* START *

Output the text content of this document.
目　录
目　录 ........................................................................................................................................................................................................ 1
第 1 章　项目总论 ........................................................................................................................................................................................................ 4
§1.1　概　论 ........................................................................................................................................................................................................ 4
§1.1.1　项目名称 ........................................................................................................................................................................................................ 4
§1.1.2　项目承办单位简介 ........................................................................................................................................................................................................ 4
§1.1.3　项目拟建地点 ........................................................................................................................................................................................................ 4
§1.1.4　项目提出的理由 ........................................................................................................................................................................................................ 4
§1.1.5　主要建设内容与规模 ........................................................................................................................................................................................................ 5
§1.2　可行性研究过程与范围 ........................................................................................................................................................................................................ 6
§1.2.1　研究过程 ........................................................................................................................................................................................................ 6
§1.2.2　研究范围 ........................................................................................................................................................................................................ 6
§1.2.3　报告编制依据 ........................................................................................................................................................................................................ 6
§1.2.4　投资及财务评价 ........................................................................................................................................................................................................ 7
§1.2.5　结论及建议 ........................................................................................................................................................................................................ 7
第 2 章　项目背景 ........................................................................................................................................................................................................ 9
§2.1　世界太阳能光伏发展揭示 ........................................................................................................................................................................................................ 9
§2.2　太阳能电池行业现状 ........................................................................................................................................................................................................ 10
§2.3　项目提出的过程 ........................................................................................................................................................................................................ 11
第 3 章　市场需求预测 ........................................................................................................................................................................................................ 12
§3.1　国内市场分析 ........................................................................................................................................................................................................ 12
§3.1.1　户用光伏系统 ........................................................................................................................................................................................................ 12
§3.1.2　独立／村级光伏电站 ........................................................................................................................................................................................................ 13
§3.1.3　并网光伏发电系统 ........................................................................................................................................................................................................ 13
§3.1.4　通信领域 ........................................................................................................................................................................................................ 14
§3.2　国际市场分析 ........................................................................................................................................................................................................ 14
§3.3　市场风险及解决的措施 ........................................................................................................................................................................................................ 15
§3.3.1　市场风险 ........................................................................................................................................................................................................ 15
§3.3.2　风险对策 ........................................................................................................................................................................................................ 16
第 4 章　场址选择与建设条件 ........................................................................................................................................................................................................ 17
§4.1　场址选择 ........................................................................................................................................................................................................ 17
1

* END *

■ Exercise directions:
Could you reproduce every record above exactly as it appears?

■ Answer to the task:
Output the text content of this document.
目　录
目　录 ........................................................................................................................................................................................................ 1
第 1 章　项目总论 ........................................................................................................................................................................................................ 4
§1.1　概　论 ........................................................................................................................................................................................................ 4
§1.1.1　项目名称 ........................................................................................................................................................................................................ 4
§1.1.2　项目承办单位简介 ........................................................................................................................................................................................................ 4
§1.1.3　项目拟建地点 ........................................................................................................................................................................................................ 4
§1.1.4　项目提出的理由 ........................................................................................................................................................................................................ 4
§1.1.5　主要建设内容与规模 ........................................................................................................................................................................................................ 5
§1.2　可行性研究过程与范围 ........................................................................................................................................................................................................ 6
§1.2.1　研究过程 ........................................................................................................................................................................................................ 6
§1.2.2　研究范围 ........................................................................................................................................................................................................ 6
§1.2.3　报告编制依据 ........................................................................................................................................................................................................ 6
§1.2.4　投资及财务评价 ........................................................................................................................................................................................................ 7
§1.2.5　结论及建议 ........................................................................................................................................................................................................ 7
第 2 章　项目背景 ........................................................................................................................................................................................................ 9
§2.1　世界太阳能光伏发展揭示 ........................................................................................................................................................................................................ 9
§2.2　太阳能电池行业现状 ........................................................................................................................................................................................................ 10
§2.3　项目提出的过程 ........................................................................................................................................................................................................ 11
第 3 章　市场需求预测 ........................................................................................................................................................................................................ 12
§3.1　国内市场分析 ........................................................................................................................................................................................................ 12
§3.1.1　户用光伏系统 ........................................................................................................................................................................................................ 12
§3.1.2　独立／村级光伏电站 ........................................................................................................................................................................................................ 13
§3.1.3　并网光伏发电系统 ........................................................................................................................................................................................................ 13
§3.1.4　通信领域 ........................................................................................................................................................................................................ 14
§3.2　国际市场分析 ........................................................................................................................................................................................................ 14
§3.3　市场风险及解决的措施 ........................................................................................................................................................................................................ 15
§3.3.1　市场风险 ........................................................................................................................................................................................................ 15
§3.3.2　风险对策 ........................................................................................................................................................................................................ 16
第 4 章　场址选择与建设条件 ........................................................................................................................................................................................................ 17
§4.1　场址选择 ........................................................................................................................................................................................................ 17
1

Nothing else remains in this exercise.